__Exercise task__
Retype everything in the listing, leaving each line exactly as it is.

__Stored rows__
____________________

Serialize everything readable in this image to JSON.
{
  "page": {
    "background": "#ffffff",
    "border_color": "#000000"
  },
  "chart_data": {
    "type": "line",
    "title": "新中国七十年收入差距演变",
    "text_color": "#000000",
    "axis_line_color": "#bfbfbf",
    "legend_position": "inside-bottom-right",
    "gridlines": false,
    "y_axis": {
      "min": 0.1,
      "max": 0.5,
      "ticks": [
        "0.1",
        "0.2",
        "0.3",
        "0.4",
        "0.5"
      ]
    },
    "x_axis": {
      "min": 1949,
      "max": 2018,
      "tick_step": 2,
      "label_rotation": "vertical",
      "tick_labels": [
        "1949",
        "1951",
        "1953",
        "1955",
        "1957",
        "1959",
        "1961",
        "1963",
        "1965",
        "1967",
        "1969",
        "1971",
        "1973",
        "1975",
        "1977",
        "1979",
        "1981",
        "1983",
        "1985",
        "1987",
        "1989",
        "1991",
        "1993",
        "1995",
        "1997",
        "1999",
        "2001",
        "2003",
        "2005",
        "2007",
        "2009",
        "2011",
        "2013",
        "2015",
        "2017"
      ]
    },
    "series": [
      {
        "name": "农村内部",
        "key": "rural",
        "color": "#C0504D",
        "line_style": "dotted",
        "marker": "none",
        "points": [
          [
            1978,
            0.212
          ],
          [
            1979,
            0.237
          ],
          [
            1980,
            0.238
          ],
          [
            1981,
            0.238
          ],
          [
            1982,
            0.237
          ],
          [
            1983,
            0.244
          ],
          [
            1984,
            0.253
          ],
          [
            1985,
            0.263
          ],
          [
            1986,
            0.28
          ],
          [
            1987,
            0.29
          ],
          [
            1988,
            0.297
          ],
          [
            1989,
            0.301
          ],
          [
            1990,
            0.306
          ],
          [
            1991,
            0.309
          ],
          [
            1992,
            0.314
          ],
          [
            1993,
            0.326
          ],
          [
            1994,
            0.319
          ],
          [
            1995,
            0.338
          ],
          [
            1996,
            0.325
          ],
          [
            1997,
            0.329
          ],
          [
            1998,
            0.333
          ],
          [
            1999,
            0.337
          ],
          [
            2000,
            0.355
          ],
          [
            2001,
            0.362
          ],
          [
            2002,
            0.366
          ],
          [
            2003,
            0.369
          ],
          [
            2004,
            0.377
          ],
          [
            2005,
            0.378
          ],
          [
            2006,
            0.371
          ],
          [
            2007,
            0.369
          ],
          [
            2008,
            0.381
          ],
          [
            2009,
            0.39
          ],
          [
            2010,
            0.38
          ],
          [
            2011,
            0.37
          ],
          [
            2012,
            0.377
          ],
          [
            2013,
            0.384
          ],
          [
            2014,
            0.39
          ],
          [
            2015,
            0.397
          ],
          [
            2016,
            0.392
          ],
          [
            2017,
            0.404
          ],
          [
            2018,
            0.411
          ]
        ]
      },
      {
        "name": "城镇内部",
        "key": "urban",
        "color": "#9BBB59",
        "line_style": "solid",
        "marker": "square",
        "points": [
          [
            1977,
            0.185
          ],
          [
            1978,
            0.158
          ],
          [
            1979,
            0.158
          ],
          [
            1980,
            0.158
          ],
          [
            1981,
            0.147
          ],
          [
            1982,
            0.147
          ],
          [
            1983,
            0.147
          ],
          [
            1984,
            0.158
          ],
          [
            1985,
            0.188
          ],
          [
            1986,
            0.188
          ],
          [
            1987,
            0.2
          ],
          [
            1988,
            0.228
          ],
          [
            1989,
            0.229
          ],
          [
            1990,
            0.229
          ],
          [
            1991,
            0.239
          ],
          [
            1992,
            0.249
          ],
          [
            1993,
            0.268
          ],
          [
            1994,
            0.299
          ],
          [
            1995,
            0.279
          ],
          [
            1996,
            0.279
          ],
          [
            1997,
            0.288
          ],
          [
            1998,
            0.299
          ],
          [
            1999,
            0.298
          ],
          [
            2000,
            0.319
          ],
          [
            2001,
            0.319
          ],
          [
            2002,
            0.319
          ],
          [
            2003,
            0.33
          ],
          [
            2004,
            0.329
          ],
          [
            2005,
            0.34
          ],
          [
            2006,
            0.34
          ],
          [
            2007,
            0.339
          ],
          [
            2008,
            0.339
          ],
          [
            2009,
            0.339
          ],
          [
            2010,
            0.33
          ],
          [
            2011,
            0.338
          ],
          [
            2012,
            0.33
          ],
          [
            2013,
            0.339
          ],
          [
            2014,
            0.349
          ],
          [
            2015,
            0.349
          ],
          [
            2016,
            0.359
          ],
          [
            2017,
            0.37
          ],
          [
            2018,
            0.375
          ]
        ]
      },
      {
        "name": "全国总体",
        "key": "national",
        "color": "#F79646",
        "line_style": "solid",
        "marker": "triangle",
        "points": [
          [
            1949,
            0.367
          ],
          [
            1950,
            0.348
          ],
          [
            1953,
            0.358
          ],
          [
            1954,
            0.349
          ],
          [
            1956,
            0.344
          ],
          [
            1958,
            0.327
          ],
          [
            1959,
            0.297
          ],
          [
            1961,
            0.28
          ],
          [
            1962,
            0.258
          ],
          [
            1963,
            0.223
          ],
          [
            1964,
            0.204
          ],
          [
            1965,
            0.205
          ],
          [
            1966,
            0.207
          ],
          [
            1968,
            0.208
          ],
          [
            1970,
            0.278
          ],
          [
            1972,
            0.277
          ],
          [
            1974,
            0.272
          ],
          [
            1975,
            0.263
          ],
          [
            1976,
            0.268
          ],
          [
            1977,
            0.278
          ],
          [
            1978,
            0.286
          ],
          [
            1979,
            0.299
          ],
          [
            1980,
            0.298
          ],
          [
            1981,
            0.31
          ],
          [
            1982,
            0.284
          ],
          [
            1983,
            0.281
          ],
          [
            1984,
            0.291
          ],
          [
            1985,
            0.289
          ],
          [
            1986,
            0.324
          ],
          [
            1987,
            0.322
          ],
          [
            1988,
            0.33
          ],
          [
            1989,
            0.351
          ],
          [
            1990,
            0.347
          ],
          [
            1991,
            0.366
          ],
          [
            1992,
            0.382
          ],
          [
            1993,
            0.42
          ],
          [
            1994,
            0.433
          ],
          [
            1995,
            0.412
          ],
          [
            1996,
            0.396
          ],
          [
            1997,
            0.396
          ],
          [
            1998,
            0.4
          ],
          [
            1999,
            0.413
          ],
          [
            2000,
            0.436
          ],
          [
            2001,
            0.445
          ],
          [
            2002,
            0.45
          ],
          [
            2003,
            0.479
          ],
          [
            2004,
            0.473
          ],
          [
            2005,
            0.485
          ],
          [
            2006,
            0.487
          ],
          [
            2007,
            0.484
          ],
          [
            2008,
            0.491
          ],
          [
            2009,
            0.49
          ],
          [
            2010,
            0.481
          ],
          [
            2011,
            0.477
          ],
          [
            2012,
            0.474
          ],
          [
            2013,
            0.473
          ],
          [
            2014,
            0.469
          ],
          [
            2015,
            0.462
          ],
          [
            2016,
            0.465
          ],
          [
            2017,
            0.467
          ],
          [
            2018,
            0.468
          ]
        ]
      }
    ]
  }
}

____________________

__Exercise output__
Serialize everything readable in this image to JSON.
{
  "page": {
    "background": "#ffffff",
    "border_color": "#000000"
  },
  "chart_data": {
    "type": "line",
    "title": "新中国七十年收入差距演变",
    "text_color": "#000000",
    "axis_line_color": "#bfbfbf",
    "legend_position": "inside-bottom-right",
    "gridlines": false,
    "y_axis": {
      "min": 0.1,
      "max": 0.5,
      "ticks": [
        "0.1",
        "0.2",
        "0.3",
        "0.4",
        "0.5"
      ]
    },
    "x_axis": {
      "min": 1949,
      "max": 2018,
      "tick_step": 2,
      "label_rotation": "vertical",
      "tick_labels": [
        "1949",
        "1951",
        "1953",
        "1955",
        "1957",
        "1959",
        "1961",
        "1963",
        "1965",
        "1967",
        "1969",
        "1971",
        "1973",
        "1975",
        "1977",
        "1979",
        "1981",
        "1983",
        "1985",
        "1987",
        "1989",
        "1991",
        "1993",
        "1995",
        "1997",
        "1999",
        "2001",
        "2003",
        "2005",
        "2007",
        "2009",
        "2011",
        "2013",
        "2015",
        "2017"
      ]
    },
    "series": [
      {
        "name": "农村内部",
        "key": "rural",
        "color": "#C0504D",
        "line_style": "dotted",
        "marker": "none",
        "points": [
          [
            1978,
            0.212
          ],
          [
            1979,
            0.237
          ],
          [
            1980,
            0.238
          ],
          [
            1981,
            0.238
          ],
          [
            1982,
            0.237
          ],
          [
            1983,
            0.244
          ],
          [
            1984,
            0.253
          ],
          [
            1985,
            0.263
          ],
          [
            1986,
            0.28
          ],
          [
            1987,
            0.29
          ],
          [
            1988,
            0.297
          ],
          [
            1989,
            0.301
          ],
          [
            1990,
            0.306
          ],
          [
            1991,
            0.309
          ],
          [
            1992,
            0.314
          ],
          [
            1993,
            0.326
          ],
          [
            1994,
            0.319
          ],
          [
            1995,
            0.338
          ],
          [
            1996,
            0.325
          ],
          [
            1997,
            0.329
          ],
          [
            1998,
            0.333
          ],
          [
            1999,
            0.337
          ],
          [
            2000,
            0.355
          ],
          [
            2001,
            0.362
          ],
          [
            2002,
            0.366
          ],
          [
            2003,
            0.369
          ],
          [
            2004,
            0.377
          ],
          [
            2005,
            0.378
          ],
          [
            2006,
            0.371
          ],
          [
            2007,
            0.369
          ],
          [
            2008,
            0.381
          ],
          [
            2009,
            0.39
          ],
          [
            2010,
            0.38
          ],
          [
            2011,
            0.37
          ],
          [
            2012,
            0.377
          ],
          [
            2013,
            0.384
          ],
          [
            2014,
            0.39
          ],
          [
            2015,
            0.397
          ],
          [
            2016,
            0.392
          ],
          [
            2017,
            0.404
          ],
          [
            2018,
            0.411
          ]
        ]
      },
      {
        "name": "城镇内部",
        "key": "urban",
        "color": "#9BBB59",
        "line_style": "solid",
        "marker": "square",
        "points": [
          [
            1977,
            0.185
          ],
          [
            1978,
            0.158
          ],
          [
            1979,
            0.158
          ],
          [
            1980,
            0.158
          ],
          [
            1981,
            0.147
          ],
          [
            1982,
            0.147
          ],
          [
            1983,
            0.147
          ],
          [
            1984,
            0.158
          ],
          [
            1985,
            0.188
          ],
          [
            1986,
            0.188
          ],
          [
            1987,
            0.2
          ],
          [
            1988,
            0.228
          ],
          [
            1989,
            0.229
          ],
          [
            1990,
            0.229
          ],
          [
            1991,
            0.239
          ],
          [
            1992,
            0.249
          ],
          [
            1993,
            0.268
          ],
          [
            1994,
            0.299
          ],
          [
            1995,
            0.279
          ],
          [
            1996,
            0.279
          ],
          [
            1997,
            0.288
          ],
          [
            1998,
            0.299
          ],
          [
            1999,
            0.298
          ],
          [
            2000,
            0.319
          ],
          [
            2001,
            0.319
          ],
          [
            2002,
            0.319
          ],
          [
            2003,
            0.33
          ],
          [
            2004,
            0.329
          ],
          [
            2005,
            0.34
          ],
          [
            2006,
            0.34
          ],
          [
            2007,
            0.339
          ],
          [
            2008,
            0.339
          ],
          [
            2009,
            0.339
          ],
          [
            2010,
            0.33
          ],
          [
            2011,
            0.338
          ],
          [
            2012,
            0.33
          ],
          [
            2013,
            0.339
          ],
          [
            2014,
            0.349
          ],
          [
            2015,
            0.349
          ],
          [
            2016,
            0.359
          ],
          [
            2017,
            0.37
          ],
          [
            2018,
            0.375
          ]
        ]
      },
      {
        "name": "全国总体",
        "key": "national",
        "color": "#F79646",
        "line_style": "solid",
        "marker": "triangle",
        "points": [
          [
            1949,
            0.367
          ],
          [
            1950,
            0.348
          ],
          [
            1953,
            0.358
          ],
          [
            1954,
            0.349
          ],
          [
            1956,
            0.344
          ],
          [
            1958,
            0.327
          ],
          [
            1959,
            0.297
          ],
          [
            1961,
            0.28
          ],
          [
            1962,
            0.258
          ],
          [
            1963,
            0.223
          ],
          [
            1964,
            0.204
          ],
          [
            1965,
            0.205
          ],
          [
            1966,
            0.207
          ],
          [
            1968,
            0.208
          ],
          [
            1970,
            0.278
          ],
          [
            1972,
            0.277
          ],
          [
            1974,
            0.272
          ],
          [
            1975,
            0.263
          ],
          [
            1976,
            0.268
          ],
          [
            1977,
            0.278
          ],
          [
            1978,
            0.286
          ],
          [
            1979,
            0.299
          ],
          [
            1980,
            0.298
          ],
          [
            1981,
            0.31
          ],
          [
            1982,
            0.284
          ],
          [
            1983,
            0.281
          ],
          [
            1984,
            0.291
          ],
          [
            1985,
            0.289
          ],
          [
            1986,
            0.324
          ],
          [
            1987,
            0.322
          ],
          [
            1988,
            0.33
          ],
          [
            1989,
            0.351
          ],
          [
            1990,
            0.347
          ],
          [
            1991,
            0.366
          ],
          [
            1992,
            0.382
          ],
          [
            1993,
            0.42
          ],
          [
            1994,
            0.433
          ],
          [
            1995,
            0.412
          ],
          [
            1996,
            0.396
          ],
          [
            1997,
            0.396
          ],
          [
            1998,
            0.4
          ],
          [
            1999,
            0.413
          ],
          [
            2000,
            0.436
          ],
          [
            2001,
            0.445
          ],
          [
            2002,
            0.45
          ],
          [
            2003,
            0.479
          ],
          [
            2004,
            0.473
          ],
          [
            2005,
            0.485
          ],
          [
            2006,
            0.487
          ],
          [
            2007,
            0.484
          ],
          [
            2008,
            0.491
          ],
          [
            2009,
            0.49
          ],
          [
            2010,
            0.481
          ],
          [
            2011,
            0.477
          ],
          [
            2012,
            0.474
          ],
          [
            2013,
            0.473
          ],
          [
            2014,
            0.469
          ],
          [
            2015,
            0.462
          ],
          [
            2016,
            0.465
          ],
          [
            2017,
            0.467
          ],
          [
            2018,
            0.468
          ]
        ]
      }
    ]
  }
}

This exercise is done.